_Your objective_
Your task is to print all of the material verbatim.

··········

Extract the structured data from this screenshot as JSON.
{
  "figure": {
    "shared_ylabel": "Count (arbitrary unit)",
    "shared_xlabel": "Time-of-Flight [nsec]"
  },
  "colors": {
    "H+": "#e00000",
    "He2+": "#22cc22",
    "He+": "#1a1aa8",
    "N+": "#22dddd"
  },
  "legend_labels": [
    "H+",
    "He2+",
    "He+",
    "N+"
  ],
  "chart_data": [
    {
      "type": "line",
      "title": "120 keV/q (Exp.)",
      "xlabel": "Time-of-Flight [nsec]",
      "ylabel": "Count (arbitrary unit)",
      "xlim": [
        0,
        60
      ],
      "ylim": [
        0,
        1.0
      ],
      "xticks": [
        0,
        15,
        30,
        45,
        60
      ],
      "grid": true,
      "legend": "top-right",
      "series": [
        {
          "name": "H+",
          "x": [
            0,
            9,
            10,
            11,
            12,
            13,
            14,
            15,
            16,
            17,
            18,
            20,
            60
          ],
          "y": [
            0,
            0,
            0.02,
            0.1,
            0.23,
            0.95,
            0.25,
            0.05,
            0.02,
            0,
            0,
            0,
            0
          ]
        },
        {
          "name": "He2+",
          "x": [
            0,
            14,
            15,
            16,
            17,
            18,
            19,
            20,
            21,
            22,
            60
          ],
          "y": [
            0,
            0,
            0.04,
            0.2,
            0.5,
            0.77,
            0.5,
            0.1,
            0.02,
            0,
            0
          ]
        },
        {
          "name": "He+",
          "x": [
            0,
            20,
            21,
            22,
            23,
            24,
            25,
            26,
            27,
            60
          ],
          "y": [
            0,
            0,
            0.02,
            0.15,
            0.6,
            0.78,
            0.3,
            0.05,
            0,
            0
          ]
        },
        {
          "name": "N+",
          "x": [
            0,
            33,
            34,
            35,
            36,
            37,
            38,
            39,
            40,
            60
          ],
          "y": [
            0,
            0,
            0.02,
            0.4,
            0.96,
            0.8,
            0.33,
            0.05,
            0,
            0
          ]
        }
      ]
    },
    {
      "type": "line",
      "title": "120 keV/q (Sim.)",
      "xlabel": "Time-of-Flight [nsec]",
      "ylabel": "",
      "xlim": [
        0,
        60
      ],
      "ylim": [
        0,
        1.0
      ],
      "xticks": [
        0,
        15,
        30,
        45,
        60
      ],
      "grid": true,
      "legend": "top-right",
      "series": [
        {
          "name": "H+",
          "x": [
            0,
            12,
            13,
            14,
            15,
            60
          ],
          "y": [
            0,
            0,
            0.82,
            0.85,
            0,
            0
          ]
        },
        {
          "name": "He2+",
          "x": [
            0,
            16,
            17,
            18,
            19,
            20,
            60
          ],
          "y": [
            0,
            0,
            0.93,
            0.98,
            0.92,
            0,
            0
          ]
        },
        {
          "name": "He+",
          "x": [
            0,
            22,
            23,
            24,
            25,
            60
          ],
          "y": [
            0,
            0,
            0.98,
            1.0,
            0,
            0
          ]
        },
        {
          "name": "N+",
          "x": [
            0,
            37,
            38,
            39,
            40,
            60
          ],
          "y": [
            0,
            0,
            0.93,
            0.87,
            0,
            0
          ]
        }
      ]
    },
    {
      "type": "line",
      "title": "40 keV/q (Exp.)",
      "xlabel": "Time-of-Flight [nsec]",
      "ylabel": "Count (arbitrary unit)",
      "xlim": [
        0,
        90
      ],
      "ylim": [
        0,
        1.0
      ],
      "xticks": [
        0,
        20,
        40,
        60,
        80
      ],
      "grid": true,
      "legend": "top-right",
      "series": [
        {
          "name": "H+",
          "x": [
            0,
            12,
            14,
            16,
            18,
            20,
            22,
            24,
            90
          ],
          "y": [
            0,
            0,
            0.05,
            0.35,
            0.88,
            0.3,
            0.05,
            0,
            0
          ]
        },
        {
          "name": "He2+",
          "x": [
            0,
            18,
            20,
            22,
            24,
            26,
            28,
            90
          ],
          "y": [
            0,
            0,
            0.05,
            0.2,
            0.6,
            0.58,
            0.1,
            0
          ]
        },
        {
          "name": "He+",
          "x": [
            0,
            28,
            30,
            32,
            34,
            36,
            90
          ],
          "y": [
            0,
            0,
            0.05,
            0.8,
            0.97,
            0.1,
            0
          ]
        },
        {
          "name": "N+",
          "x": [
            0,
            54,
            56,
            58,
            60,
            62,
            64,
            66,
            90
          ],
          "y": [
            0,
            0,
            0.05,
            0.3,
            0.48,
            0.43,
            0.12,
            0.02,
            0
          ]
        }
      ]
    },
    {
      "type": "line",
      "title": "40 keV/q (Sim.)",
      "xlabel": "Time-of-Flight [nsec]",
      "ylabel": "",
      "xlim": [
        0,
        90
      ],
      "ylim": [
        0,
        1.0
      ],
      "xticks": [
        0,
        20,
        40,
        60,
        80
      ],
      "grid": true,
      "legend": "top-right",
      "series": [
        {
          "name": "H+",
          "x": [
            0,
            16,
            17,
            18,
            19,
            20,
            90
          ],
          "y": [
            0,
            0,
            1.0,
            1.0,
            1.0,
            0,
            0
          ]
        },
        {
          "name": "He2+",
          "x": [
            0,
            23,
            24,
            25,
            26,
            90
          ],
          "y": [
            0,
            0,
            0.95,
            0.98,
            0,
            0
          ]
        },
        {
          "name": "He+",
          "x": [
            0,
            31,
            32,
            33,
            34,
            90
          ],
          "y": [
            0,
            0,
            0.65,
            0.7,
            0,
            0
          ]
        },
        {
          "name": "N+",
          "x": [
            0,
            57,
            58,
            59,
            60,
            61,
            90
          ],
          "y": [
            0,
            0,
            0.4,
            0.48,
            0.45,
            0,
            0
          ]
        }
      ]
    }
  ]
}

··········

_Task solution_
Extract the structured data from this screenshot as JSON.
{
  "figure": {
    "shared_ylabel": "Count (arbitrary unit)",
    "shared_xlabel": "Time-of-Flight [nsec]"
  },
  "colors": {
    "H+": "#e00000",
    "He2+": "#22cc22",
    "He+": "#1a1aa8",
    "N+": "#22dddd"
  },
  "legend_labels": [
    "H+",
    "He2+",
    "He+",
    "N+"
  ],
  "chart_data": [
    {
      "type": "line",
      "title": "120 keV/q (Exp.)",
      "xlabel": "Time-of-Flight [nsec]",
      "ylabel": "Count (arbitrary unit)",
      "xlim": [
        0,
        60
      ],
      "ylim": [
        0,
        1.0
      ],
      "xticks": [
        0,
        15,
        30,
        45,
        60
      ],
      "grid": true,
      "legend": "top-right",
      "series": [
        {
          "name": "H+",
          "x": [
            0,
            9,
            10,
            11,
            12,
            13,
            14,
            15,
            16,
            17,
            18,
            20,
            60
          ],
          "y": [
            0,
            0,
            0.02,
            0.1,
            0.23,
            0.95,
            0.25,
            0.05,
            0.02,
            0,
            0,
            0,
            0
          ]
        },
        {
          "name": "He2+",
          "x": [
            0,
            14,
            15,
            16,
            17,
            18,
            19,
            20,
            21,
            22,
            60
          ],
          "y": [
            0,
            0,
            0.04,
            0.2,
            0.5,
            0.77,
            0.5,
            0.1,
            0.02,
            0,
            0
          ]
        },
        {
          "name": "He+",
          "x": [
            0,
            20,
            21,
            22,
            23,
            24,
            25,
            26,
            27,
            60
          ],
          "y": [
            0,
            0,
            0.02,
            0.15,
            0.6,
            0.78,
            0.3,
            0.05,
            0,
            0
          ]
        },
        {
          "name": "N+",
          "x": [
            0,
            33,
            34,
            35,
            36,
            37,
            38,
            39,
            40,
            60
          ],
          "y": [
            0,
            0,
            0.02,
            0.4,
            0.96,
            0.8,
            0.33,
            0.05,
            0,
            0
          ]
        }
      ]
    },
    {
      "type": "line",
      "title": "120 keV/q (Sim.)",
      "xlabel": "Time-of-Flight [nsec]",
      "ylabel": "",
      "xlim": [
        0,
        60
      ],
      "ylim": [
        0,
        1.0
      ],
      "xticks": [
        0,
        15,
        30,
        45,
        60
      ],
      "grid": true,
      "legend": "top-right",
      "series": [
        {
          "name": "H+",
          "x": [
            0,
            12,
            13,
            14,
            15,
            60
          ],
          "y": [
            0,
            0,
            0.82,
            0.85,
            0,
            0
          ]
        },
        {
          "name": "He2+",
          "x": [
            0,
            16,
            17,
            18,
            19,
            20,
            60
          ],
          "y": [
            0,
            0,
            0.93,
            0.98,
            0.92,
            0,
            0
          ]
        },
        {
          "name": "He+",
          "x": [
            0,
            22,
            23,
            24,
            25,
            60
          ],
          "y": [
            0,
            0,
            0.98,
            1.0,
            0,
            0
          ]
        },
        {
          "name": "N+",
          "x": [
            0,
            37,
            38,
            39,
            40,
            60
          ],
          "y": [
            0,
            0,
            0.93,
            0.87,
            0,
            0
          ]
        }
      ]
    },
    {
      "type": "line",
      "title": "40 keV/q (Exp.)",
      "xlabel": "Time-of-Flight [nsec]",
      "ylabel": "Count (arbitrary unit)",
      "xlim": [
        0,
        90
      ],
      "ylim": [
        0,
        1.0
      ],
      "xticks": [
        0,
        20,
        40,
        60,
        80
      ],
      "grid": true,
      "legend": "top-right",
      "series": [
        {
          "name": "H+",
          "x": [
            0,
            12,
            14,
            16,
            18,
            20,
            22,
            24,
            90
          ],
          "y": [
            0,
            0,
            0.05,
            0.35,
            0.88,
            0.3,
            0.05,
            0,
            0
          ]
        },
        {
          "name": "He2+",
          "x": [
            0,
            18,
            20,
            22,
            24,
            26,
            28,
            90
          ],
          "y": [
            0,
            0,
            0.05,
            0.2,
            0.6,
            0.58,
            0.1,
            0
          ]
        },
        {
          "name": "He+",
          "x": [
            0,
            28,
            30,
            32,
            34,
            36,
            90
          ],
          "y": [
            0,
            0,
            0.05,
            0.8,
            0.97,
            0.1,
            0
          ]
        },
        {
          "name": "N+",
          "x": [
            0,
            54,
            56,
            58,
            60,
            62,
            64,
            66,
            90
          ],
          "y": [
            0,
            0,
            0.05,
            0.3,
            0.48,
            0.43,
            0.12,
            0.02,
            0
          ]
        }
      ]
    },
    {
      "type": "line",
      "title": "40 keV/q (Sim.)",
      "xlabel": "Time-of-Flight [nsec]",
      "ylabel": "",
      "xlim": [
        0,
        90
      ],
      "ylim": [
        0,
        1.0
      ],
      "xticks": [
        0,
        20,
        40,
        60,
        80
      ],
      "grid": true,
      "legend": "top-right",
      "series": [
        {
          "name": "H+",
          "x": [
            0,
            16,
            17,
            18,
            19,
            20,
            90
          ],
          "y": [
            0,
            0,
            1.0,
            1.0,
            1.0,
            0,
            0
          ]
        },
        {
          "name": "He2+",
          "x": [
            0,
            23,
            24,
            25,
            26,
            90
          ],
          "y": [
            0,
            0,
            0.95,
            0.98,
            0,
            0
          ]
        },
        {
          "name": "He+",
          "x": [
            0,
            31,
            32,
            33,
            34,
            90
          ],
          "y": [
            0,
            0,
            0.65,
            0.7,
            0,
            0
          ]
        },
        {
          "name": "N+",
          "x": [
            0,
            57,
            58,
            59,
            60,
            61,
            90
          ],
          "y": [
            0,
            0,
            0.4,
            0.48,
            0.45,
            0,
            0
          ]
        }
      ]
    }
  ]
}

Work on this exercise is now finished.